What is required: Omit the pictures and return every entry exactly as written.

Data shown:
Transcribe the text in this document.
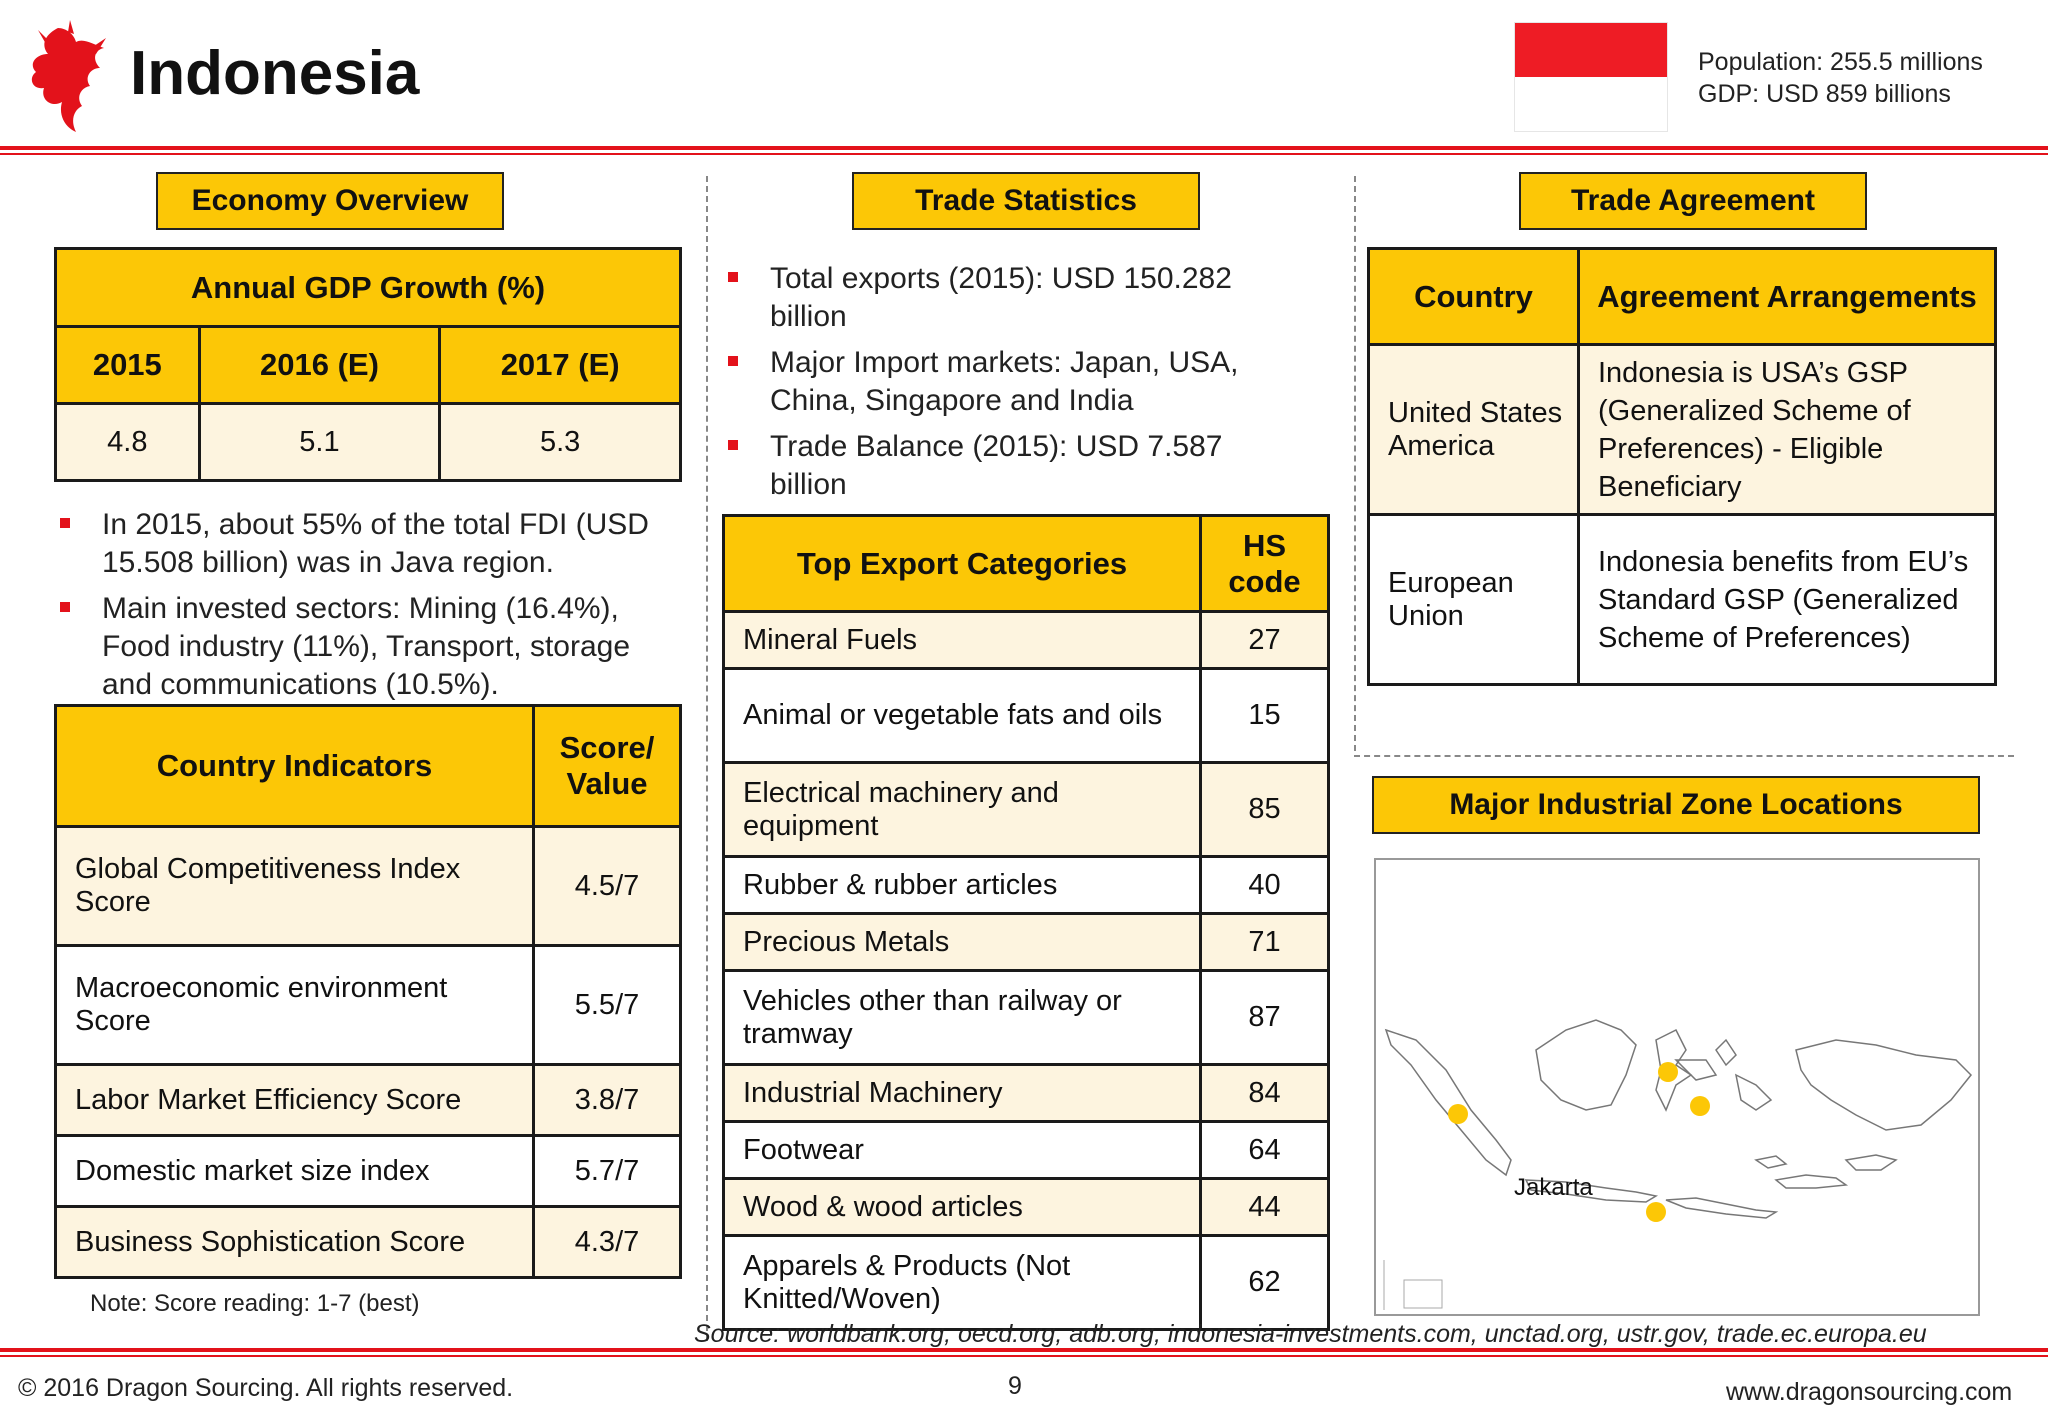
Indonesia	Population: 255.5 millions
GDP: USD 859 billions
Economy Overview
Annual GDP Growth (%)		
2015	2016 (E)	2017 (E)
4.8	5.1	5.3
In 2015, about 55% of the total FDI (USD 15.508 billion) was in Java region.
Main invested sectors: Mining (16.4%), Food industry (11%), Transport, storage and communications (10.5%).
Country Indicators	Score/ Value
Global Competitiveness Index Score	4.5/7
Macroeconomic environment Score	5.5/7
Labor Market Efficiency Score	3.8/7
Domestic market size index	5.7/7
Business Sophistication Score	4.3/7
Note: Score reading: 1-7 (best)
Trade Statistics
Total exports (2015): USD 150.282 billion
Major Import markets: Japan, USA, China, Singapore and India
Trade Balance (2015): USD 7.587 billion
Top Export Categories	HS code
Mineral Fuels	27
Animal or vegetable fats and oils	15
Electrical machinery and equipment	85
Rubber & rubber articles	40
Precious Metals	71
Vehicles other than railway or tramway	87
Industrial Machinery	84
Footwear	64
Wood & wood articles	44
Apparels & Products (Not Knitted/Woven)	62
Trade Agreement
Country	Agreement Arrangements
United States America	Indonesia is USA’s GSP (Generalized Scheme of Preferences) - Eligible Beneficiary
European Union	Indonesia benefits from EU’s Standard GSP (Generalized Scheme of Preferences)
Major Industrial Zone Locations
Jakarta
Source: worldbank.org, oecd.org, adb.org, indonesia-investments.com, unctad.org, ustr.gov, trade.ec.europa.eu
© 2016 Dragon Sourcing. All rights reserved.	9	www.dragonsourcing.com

Correct result:
Transcribe the text in this document.
Indonesia	Population: 255.5 millions
GDP: USD 859 billions
Economy Overview
Annual GDP Growth (%)		
2015	2016 (E)	2017 (E)
4.8	5.1	5.3
In 2015, about 55% of the total FDI (USD 15.508 billion) was in Java region.
Main invested sectors: Mining (16.4%), Food industry (11%), Transport, storage and communications (10.5%).
Country Indicators	Score/ Value
Global Competitiveness Index Score	4.5/7
Macroeconomic environment Score	5.5/7
Labor Market Efficiency Score	3.8/7
Domestic market size index	5.7/7
Business Sophistication Score	4.3/7
Note: Score reading: 1-7 (best)
Trade Statistics
Total exports (2015): USD 150.282 billion
Major Import markets: Japan, USA, China, Singapore and India
Trade Balance (2015): USD 7.587 billion
Top Export Categories	HS code
Mineral Fuels	27
Animal or vegetable fats and oils	15
Electrical machinery and equipment	85
Rubber & rubber articles	40
Precious Metals	71
Vehicles other than railway or tramway	87
Industrial Machinery	84
Footwear	64
Wood & wood articles	44
Apparels & Products (Not Knitted/Woven)	62
Trade Agreement
Country	Agreement Arrangements
United States America	Indonesia is USA’s GSP (Generalized Scheme of Preferences) - Eligible Beneficiary
European Union	Indonesia benefits from EU’s Standard GSP (Generalized Scheme of Preferences)
Major Industrial Zone Locations
Jakarta
Source: worldbank.org, oecd.org, adb.org, indonesia-investments.com, unctad.org, ustr.gov, trade.ec.europa.eu
© 2016 Dragon Sourcing. All rights reserved.	9	www.dragonsourcing.com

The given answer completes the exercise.